begin

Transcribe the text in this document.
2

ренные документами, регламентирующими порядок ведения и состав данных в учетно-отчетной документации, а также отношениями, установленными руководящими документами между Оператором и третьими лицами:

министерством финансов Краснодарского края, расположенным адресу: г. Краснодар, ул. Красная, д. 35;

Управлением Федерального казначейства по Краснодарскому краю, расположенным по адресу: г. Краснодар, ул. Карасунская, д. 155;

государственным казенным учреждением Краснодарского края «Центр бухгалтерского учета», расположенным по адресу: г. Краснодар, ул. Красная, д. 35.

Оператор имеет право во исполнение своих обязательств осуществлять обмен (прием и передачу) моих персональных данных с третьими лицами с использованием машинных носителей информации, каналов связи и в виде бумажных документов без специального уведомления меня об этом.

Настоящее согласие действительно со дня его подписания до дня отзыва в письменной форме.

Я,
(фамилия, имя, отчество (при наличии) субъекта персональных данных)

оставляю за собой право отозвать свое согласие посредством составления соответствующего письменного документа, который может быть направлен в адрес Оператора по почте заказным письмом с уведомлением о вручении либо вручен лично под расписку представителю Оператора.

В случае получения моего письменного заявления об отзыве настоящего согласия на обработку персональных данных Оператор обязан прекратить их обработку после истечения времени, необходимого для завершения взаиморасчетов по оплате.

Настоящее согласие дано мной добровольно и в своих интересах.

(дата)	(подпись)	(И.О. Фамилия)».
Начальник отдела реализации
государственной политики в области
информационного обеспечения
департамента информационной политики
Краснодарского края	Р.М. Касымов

end

**Problem to solve:** Determine how many lines of this listing contain "Краснодарского", and give only the number.

**Task response:** 3